START

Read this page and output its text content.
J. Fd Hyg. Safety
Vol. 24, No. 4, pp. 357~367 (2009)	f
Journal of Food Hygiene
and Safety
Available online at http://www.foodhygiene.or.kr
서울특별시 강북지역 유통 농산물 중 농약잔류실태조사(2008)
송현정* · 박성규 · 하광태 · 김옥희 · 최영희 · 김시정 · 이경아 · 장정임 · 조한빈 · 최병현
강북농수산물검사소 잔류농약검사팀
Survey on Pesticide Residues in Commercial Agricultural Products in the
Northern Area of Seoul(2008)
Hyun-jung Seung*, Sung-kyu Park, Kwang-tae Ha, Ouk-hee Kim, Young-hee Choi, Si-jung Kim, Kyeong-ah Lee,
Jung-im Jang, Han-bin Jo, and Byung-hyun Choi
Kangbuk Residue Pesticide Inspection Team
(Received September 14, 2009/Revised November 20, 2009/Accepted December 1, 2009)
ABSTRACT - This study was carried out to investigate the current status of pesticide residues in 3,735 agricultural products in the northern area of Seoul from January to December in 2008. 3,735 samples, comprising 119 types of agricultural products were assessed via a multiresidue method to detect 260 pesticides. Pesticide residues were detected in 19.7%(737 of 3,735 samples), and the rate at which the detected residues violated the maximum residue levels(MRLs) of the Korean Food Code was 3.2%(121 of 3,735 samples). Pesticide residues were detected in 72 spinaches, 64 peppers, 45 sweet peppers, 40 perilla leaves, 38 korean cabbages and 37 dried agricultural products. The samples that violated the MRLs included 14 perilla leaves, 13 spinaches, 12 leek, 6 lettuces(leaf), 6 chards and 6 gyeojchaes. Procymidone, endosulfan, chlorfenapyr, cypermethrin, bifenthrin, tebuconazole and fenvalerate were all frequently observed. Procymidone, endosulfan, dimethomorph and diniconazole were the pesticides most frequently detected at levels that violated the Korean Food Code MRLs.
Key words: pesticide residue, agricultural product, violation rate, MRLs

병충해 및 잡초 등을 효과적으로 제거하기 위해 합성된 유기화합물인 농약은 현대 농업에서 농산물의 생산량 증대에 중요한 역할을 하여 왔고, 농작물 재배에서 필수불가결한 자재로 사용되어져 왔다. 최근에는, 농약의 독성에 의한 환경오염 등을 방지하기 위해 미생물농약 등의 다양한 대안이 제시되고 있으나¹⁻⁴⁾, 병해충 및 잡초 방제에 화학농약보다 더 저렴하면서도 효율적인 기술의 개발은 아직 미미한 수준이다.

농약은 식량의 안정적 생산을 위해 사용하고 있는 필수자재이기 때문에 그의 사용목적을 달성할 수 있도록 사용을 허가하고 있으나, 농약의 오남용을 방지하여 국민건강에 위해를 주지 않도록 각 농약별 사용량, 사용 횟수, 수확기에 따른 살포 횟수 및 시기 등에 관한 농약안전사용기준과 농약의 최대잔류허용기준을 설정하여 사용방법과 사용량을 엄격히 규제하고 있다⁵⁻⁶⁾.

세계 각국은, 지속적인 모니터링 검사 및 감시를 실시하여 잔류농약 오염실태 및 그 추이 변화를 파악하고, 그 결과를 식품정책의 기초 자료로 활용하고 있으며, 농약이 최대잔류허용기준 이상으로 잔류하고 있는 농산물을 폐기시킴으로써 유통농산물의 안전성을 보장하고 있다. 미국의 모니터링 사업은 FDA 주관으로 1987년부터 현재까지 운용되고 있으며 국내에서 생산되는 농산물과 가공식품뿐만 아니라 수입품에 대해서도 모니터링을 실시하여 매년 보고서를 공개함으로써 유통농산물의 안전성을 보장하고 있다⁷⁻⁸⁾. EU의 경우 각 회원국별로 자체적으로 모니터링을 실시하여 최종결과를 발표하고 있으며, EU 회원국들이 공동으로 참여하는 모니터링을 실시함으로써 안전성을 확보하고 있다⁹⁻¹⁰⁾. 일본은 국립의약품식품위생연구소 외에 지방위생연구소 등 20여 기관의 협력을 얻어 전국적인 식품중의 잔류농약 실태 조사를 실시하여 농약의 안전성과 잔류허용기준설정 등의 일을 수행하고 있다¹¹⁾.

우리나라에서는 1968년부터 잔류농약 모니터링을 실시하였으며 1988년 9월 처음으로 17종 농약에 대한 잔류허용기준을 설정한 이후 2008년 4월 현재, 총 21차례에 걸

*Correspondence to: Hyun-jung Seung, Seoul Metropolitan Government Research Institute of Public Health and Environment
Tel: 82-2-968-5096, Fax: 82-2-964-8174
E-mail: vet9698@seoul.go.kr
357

END

■ **Short exercise**:
Write the entries again, exactly as they stand.

■ **Written solution**:
Read this page and output its text content.
J. Fd Hyg. Safety
Vol. 24, No. 4, pp. 357~367 (2009)	f
Journal of Food Hygiene
and Safety
Available online at http://www.foodhygiene.or.kr
서울특별시 강북지역 유통 농산물 중 농약잔류실태조사(2008)
송현정* · 박성규 · 하광태 · 김옥희 · 최영희 · 김시정 · 이경아 · 장정임 · 조한빈 · 최병현
강북농수산물검사소 잔류농약검사팀
Survey on Pesticide Residues in Commercial Agricultural Products in the
Northern Area of Seoul(2008)
Hyun-jung Seung*, Sung-kyu Park, Kwang-tae Ha, Ouk-hee Kim, Young-hee Choi, Si-jung Kim, Kyeong-ah Lee,
Jung-im Jang, Han-bin Jo, and Byung-hyun Choi
Kangbuk Residue Pesticide Inspection Team
(Received September 14, 2009/Revised November 20, 2009/Accepted December 1, 2009)
ABSTRACT - This study was carried out to investigate the current status of pesticide residues in 3,735 agricultural products in the northern area of Seoul from January to December in 2008. 3,735 samples, comprising 119 types of agricultural products were assessed via a multiresidue method to detect 260 pesticides. Pesticide residues were detected in 19.7%(737 of 3,735 samples), and the rate at which the detected residues violated the maximum residue levels(MRLs) of the Korean Food Code was 3.2%(121 of 3,735 samples). Pesticide residues were detected in 72 spinaches, 64 peppers, 45 sweet peppers, 40 perilla leaves, 38 korean cabbages and 37 dried agricultural products. The samples that violated the MRLs included 14 perilla leaves, 13 spinaches, 12 leek, 6 lettuces(leaf), 6 chards and 6 gyeojchaes. Procymidone, endosulfan, chlorfenapyr, cypermethrin, bifenthrin, tebuconazole and fenvalerate were all frequently observed. Procymidone, endosulfan, dimethomorph and diniconazole were the pesticides most frequently detected at levels that violated the Korean Food Code MRLs.
Key words: pesticide residue, agricultural product, violation rate, MRLs

병충해 및 잡초 등을 효과적으로 제거하기 위해 합성된 유기화합물인 농약은 현대 농업에서 농산물의 생산량 증대에 중요한 역할을 하여 왔고, 농작물 재배에서 필수불가결한 자재로 사용되어져 왔다. 최근에는, 농약의 독성에 의한 환경오염 등을 방지하기 위해 미생물농약 등의 다양한 대안이 제시되고 있으나¹⁻⁴⁾, 병해충 및 잡초 방제에 화학농약보다 더 저렴하면서도 효율적인 기술의 개발은 아직 미미한 수준이다.

농약은 식량의 안정적 생산을 위해 사용하고 있는 필수자재이기 때문에 그의 사용목적을 달성할 수 있도록 사용을 허가하고 있으나, 농약의 오남용을 방지하여 국민건강에 위해를 주지 않도록 각 농약별 사용량, 사용 횟수, 수확기에 따른 살포 횟수 및 시기 등에 관한 농약안전사용기준과 농약의 최대잔류허용기준을 설정하여 사용방법과 사용량을 엄격히 규제하고 있다⁵⁻⁶⁾.

세계 각국은, 지속적인 모니터링 검사 및 감시를 실시하여 잔류농약 오염실태 및 그 추이 변화를 파악하고, 그 결과를 식품정책의 기초 자료로 활용하고 있으며, 농약이 최대잔류허용기준 이상으로 잔류하고 있는 농산물을 폐기시킴으로써 유통농산물의 안전성을 보장하고 있다. 미국의 모니터링 사업은 FDA 주관으로 1987년부터 현재까지 운용되고 있으며 국내에서 생산되는 농산물과 가공식품뿐만 아니라 수입품에 대해서도 모니터링을 실시하여 매년 보고서를 공개함으로써 유통농산물의 안전성을 보장하고 있다⁷⁻⁸⁾. EU의 경우 각 회원국별로 자체적으로 모니터링을 실시하여 최종결과를 발표하고 있으며, EU 회원국들이 공동으로 참여하는 모니터링을 실시함으로써 안전성을 확보하고 있다⁹⁻¹⁰⁾. 일본은 국립의약품식품위생연구소 외에 지방위생연구소 등 20여 기관의 협력을 얻어 전국적인 식품중의 잔류농약 실태 조사를 실시하여 농약의 안전성과 잔류허용기준설정 등의 일을 수행하고 있다¹¹⁾.

우리나라에서는 1968년부터 잔류농약 모니터링을 실시하였으며 1988년 9월 처음으로 17종 농약에 대한 잔류허용기준을 설정한 이후 2008년 4월 현재, 총 21차례에 걸

*Correspondence to: Hyun-jung Seung, Seoul Metropolitan Government Research Institute of Public Health and Environment
Tel: 82-2-968-5096, Fax: 82-2-964-8174
E-mail: vet9698@seoul.go.kr
357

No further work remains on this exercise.